__What is being asked__: Pick out the lines below that include the string "melt".

Start of Data records

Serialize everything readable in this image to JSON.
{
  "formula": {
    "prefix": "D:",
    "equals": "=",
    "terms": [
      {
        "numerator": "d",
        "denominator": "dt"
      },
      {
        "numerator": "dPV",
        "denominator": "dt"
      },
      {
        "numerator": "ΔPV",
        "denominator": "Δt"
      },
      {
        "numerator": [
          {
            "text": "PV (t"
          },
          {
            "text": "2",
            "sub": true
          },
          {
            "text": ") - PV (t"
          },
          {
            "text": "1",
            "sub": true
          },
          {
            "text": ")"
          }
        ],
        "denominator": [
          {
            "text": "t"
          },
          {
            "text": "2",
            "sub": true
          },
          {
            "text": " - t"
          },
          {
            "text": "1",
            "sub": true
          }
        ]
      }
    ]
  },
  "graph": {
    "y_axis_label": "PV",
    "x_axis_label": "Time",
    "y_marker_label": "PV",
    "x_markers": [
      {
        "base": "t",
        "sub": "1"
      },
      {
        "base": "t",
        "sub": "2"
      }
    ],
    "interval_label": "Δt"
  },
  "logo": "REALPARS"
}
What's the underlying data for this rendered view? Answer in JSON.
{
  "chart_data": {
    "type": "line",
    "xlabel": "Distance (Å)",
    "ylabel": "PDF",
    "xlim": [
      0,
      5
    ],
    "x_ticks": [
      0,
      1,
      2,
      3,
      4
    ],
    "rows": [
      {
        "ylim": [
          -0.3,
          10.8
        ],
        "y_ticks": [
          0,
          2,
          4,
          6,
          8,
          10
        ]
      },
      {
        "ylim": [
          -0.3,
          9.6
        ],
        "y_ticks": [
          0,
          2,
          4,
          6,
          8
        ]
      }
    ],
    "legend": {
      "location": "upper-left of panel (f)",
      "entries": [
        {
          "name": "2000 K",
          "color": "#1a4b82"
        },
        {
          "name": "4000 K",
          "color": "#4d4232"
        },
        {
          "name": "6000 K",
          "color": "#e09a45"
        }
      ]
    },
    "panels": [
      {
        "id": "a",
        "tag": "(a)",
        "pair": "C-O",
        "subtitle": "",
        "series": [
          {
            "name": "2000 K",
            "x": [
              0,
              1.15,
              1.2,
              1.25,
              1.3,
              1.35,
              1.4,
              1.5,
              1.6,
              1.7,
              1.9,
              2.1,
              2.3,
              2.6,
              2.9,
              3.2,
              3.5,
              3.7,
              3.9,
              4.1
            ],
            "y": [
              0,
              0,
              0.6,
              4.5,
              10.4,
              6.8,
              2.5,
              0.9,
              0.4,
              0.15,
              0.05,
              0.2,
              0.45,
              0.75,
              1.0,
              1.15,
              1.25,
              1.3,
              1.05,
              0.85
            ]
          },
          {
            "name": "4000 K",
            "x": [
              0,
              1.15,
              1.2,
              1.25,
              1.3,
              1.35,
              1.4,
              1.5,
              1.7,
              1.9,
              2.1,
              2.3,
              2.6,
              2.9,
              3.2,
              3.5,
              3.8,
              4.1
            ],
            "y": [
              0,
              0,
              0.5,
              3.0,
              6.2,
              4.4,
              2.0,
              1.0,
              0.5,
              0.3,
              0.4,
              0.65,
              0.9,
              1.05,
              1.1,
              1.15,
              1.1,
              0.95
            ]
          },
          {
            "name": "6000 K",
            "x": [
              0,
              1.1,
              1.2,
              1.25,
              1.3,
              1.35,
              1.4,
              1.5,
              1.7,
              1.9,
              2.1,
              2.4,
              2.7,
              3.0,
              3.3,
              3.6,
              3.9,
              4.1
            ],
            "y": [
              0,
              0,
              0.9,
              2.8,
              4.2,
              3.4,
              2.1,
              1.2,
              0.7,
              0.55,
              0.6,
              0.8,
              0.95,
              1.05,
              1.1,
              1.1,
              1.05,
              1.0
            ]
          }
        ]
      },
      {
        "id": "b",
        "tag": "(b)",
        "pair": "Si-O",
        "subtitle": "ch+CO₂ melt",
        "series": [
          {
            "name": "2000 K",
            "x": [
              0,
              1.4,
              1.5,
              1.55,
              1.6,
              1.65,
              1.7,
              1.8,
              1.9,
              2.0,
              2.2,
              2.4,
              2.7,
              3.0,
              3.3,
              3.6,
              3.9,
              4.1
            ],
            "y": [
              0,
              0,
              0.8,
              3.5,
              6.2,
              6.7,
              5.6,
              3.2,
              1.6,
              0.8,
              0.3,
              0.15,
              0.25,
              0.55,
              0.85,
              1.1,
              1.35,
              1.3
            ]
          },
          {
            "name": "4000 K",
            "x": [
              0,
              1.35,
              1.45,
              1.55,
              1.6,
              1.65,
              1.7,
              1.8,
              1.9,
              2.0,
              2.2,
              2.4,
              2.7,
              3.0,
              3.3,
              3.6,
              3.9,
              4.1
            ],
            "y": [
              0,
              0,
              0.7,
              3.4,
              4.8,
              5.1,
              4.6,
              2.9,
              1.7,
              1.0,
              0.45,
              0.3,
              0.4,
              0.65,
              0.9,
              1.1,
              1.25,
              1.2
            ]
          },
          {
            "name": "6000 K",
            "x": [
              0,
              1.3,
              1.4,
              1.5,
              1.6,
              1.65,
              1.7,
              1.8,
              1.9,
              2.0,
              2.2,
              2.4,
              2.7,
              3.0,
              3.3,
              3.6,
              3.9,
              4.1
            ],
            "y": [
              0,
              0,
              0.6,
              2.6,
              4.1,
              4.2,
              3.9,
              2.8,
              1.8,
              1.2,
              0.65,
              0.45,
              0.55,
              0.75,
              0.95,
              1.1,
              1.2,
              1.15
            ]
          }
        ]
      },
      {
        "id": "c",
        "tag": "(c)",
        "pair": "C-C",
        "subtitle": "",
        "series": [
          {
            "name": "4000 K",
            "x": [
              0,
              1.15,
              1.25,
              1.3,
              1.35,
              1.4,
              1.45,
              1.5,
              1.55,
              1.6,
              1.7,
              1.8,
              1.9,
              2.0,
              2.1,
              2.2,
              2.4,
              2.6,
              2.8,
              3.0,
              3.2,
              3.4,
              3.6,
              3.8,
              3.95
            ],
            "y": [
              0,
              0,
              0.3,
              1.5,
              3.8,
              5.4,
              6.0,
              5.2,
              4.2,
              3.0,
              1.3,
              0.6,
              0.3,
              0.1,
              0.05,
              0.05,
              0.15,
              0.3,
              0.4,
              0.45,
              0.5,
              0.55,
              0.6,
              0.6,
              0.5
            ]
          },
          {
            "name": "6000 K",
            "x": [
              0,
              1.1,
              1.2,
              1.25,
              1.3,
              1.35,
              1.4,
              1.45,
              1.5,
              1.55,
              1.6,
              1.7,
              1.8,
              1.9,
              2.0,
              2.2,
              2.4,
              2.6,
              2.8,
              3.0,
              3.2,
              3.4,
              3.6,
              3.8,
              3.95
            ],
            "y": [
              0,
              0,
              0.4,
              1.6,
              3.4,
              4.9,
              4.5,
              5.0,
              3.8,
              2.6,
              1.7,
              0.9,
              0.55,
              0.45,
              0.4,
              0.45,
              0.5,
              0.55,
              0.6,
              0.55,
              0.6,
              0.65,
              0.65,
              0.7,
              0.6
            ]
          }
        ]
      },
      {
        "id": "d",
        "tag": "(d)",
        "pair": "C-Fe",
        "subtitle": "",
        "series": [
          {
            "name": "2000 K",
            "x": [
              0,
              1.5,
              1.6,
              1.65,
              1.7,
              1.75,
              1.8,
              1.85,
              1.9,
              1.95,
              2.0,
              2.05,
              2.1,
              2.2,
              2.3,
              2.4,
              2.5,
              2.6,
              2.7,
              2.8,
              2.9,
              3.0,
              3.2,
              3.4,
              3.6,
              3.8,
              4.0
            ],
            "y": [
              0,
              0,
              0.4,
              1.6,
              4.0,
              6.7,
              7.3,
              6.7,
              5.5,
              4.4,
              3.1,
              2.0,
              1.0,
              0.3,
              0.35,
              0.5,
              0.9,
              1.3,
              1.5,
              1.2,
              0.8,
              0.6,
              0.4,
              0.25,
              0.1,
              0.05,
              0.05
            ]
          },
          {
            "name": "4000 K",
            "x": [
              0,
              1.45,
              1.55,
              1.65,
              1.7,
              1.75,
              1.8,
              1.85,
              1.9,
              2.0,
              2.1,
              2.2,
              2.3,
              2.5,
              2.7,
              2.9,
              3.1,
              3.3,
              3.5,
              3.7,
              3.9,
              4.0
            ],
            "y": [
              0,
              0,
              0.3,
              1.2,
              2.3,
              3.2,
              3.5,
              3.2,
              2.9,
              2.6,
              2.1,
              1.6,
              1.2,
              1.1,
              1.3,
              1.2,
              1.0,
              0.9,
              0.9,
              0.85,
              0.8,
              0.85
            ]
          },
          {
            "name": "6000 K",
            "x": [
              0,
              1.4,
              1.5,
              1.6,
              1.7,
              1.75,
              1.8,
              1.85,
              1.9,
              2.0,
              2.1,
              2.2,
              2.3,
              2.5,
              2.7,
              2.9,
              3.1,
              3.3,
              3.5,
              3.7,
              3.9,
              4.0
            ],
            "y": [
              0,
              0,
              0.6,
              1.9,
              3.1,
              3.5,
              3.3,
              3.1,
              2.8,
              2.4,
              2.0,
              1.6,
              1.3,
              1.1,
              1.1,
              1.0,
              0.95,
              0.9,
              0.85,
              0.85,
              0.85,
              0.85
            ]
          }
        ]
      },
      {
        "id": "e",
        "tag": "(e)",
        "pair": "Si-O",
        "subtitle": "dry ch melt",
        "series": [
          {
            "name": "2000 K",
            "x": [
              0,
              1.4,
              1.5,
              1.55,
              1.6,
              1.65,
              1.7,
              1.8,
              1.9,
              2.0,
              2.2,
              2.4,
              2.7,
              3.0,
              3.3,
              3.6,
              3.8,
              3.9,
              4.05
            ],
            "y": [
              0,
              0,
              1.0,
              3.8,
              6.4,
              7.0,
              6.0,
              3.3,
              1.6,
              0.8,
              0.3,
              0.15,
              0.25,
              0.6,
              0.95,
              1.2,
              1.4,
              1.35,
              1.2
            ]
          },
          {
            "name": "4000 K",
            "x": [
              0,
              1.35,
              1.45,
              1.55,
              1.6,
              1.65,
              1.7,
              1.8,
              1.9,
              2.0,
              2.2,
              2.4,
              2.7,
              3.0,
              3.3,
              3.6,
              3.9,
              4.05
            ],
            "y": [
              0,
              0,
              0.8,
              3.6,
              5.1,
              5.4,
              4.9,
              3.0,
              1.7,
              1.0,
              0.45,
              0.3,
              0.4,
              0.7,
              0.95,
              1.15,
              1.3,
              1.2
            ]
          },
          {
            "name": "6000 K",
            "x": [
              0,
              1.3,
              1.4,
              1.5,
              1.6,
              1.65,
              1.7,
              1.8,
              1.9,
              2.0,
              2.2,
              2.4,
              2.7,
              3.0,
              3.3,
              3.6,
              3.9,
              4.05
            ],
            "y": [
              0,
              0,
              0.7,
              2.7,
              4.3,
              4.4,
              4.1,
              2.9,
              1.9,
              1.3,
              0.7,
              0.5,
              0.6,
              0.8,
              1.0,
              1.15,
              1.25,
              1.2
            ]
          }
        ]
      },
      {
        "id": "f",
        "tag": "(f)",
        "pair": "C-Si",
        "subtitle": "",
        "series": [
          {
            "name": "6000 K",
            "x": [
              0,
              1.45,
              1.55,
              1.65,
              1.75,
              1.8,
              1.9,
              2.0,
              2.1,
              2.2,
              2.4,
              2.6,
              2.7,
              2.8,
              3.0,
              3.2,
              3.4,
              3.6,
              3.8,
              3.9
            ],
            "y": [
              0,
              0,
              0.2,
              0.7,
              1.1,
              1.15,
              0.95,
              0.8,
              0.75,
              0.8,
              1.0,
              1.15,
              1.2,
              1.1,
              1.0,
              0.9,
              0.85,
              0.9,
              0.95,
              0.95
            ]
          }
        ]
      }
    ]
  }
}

End of Data records

__Answer to the exercise__:
        "subtitle": "ch+CO₂ melt",
        "subtitle": "dry ch melt",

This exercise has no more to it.